SET EXERCISE:
Give the number of lines below that contain the word "years", and nothing else.

RECORDS FOR THE TASK:
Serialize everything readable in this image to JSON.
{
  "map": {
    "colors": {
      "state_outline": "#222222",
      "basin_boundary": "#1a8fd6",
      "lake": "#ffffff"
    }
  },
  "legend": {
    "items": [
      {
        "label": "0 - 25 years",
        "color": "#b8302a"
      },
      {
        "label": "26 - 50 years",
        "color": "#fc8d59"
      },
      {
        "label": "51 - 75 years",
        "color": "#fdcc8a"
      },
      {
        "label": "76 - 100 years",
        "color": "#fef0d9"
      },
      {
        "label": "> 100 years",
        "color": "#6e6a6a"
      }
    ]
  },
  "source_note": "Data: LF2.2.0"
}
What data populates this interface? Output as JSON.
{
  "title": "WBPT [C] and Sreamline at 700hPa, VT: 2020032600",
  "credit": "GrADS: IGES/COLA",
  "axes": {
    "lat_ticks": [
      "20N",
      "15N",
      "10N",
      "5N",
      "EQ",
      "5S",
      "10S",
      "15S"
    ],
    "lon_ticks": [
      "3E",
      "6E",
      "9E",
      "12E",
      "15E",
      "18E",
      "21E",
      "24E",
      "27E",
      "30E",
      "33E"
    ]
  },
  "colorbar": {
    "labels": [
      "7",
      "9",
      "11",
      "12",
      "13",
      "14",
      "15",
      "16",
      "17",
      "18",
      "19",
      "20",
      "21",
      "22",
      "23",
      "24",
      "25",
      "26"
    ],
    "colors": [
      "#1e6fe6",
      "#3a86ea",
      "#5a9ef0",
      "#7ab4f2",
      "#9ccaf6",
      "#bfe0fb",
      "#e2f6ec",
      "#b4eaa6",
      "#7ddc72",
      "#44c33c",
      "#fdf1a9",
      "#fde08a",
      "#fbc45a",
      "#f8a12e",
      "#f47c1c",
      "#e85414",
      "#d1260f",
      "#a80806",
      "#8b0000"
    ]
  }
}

COMPLETED EXERCISE:
5